Short exercise:
Could you write out every record below exactly, leaving out any pictures?

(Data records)

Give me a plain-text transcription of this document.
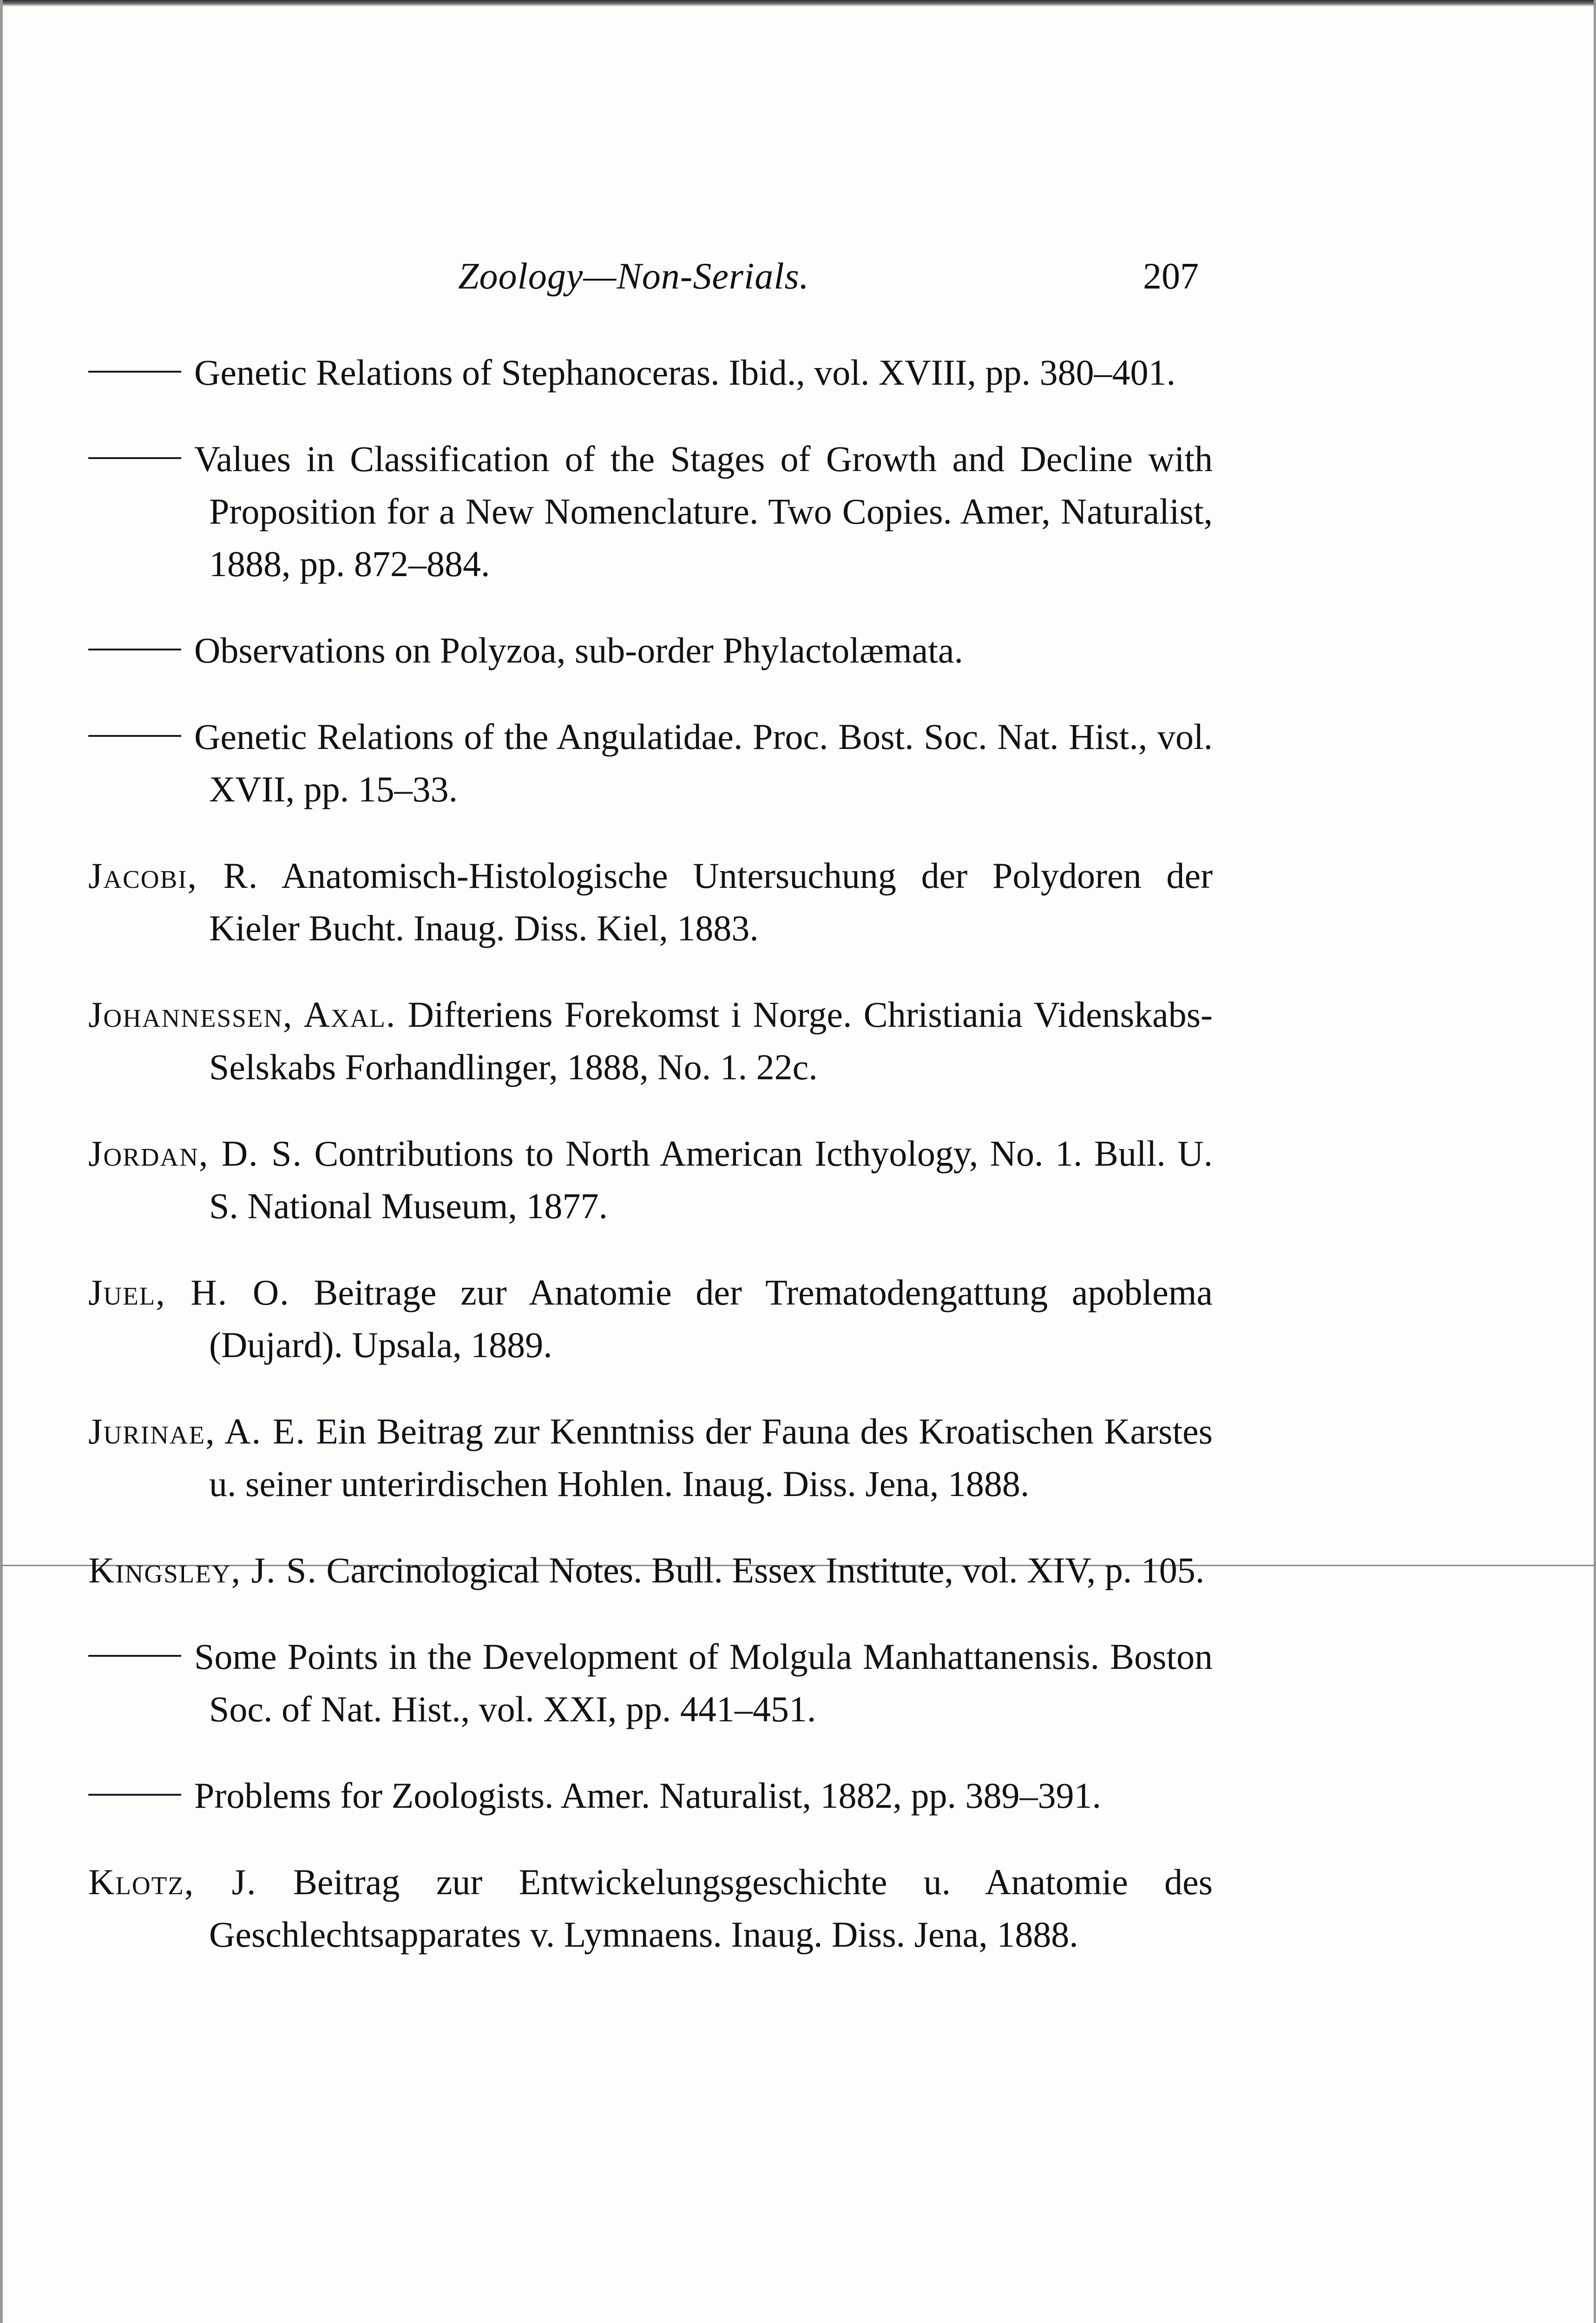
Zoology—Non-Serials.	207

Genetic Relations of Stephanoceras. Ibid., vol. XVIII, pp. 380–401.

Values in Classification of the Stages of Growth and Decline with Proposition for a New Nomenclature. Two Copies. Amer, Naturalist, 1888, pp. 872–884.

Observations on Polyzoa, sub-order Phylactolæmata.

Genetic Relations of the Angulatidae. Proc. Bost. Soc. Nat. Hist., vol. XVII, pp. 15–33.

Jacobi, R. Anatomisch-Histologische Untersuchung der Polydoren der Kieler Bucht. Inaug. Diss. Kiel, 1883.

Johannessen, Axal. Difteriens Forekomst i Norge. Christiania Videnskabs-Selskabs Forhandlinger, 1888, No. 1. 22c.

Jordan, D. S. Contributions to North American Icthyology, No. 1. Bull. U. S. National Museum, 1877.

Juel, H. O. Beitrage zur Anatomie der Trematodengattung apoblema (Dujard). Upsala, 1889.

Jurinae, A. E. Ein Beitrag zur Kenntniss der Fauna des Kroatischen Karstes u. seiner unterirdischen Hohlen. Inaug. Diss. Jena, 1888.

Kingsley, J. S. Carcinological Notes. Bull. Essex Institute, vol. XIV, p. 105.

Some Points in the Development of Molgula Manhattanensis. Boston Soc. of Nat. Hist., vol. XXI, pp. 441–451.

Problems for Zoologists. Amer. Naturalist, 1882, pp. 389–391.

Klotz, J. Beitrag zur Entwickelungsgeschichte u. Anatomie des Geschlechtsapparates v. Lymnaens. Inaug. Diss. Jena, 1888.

Reply:
Give me a plain-text transcription of this document.
Zoology—Non-Serials.	207

Genetic Relations of Stephanoceras. Ibid., vol. XVIII, pp. 380–401.

Values in Classification of the Stages of Growth and Decline with Proposition for a New Nomenclature. Two Copies. Amer, Naturalist, 1888, pp. 872–884.

Observations on Polyzoa, sub-order Phylactolæmata.

Genetic Relations of the Angulatidae. Proc. Bost. Soc. Nat. Hist., vol. XVII, pp. 15–33.

Jacobi, R. Anatomisch-Histologische Untersuchung der Polydoren der Kieler Bucht. Inaug. Diss. Kiel, 1883.

Johannessen, Axal. Difteriens Forekomst i Norge. Christiania Videnskabs-Selskabs Forhandlinger, 1888, No. 1. 22c.

Jordan, D. S. Contributions to North American Icthyology, No. 1. Bull. U. S. National Museum, 1877.

Juel, H. O. Beitrage zur Anatomie der Trematodengattung apoblema (Dujard). Upsala, 1889.

Jurinae, A. E. Ein Beitrag zur Kenntniss der Fauna des Kroatischen Karstes u. seiner unterirdischen Hohlen. Inaug. Diss. Jena, 1888.

Kingsley, J. S. Carcinological Notes. Bull. Essex Institute, vol. XIV, p. 105.

Some Points in the Development of Molgula Manhattanensis. Boston Soc. of Nat. Hist., vol. XXI, pp. 441–451.

Problems for Zoologists. Amer. Naturalist, 1882, pp. 389–391.

Klotz, J. Beitrag zur Entwickelungsgeschichte u. Anatomie des Geschlechtsapparates v. Lymnaens. Inaug. Diss. Jena, 1888.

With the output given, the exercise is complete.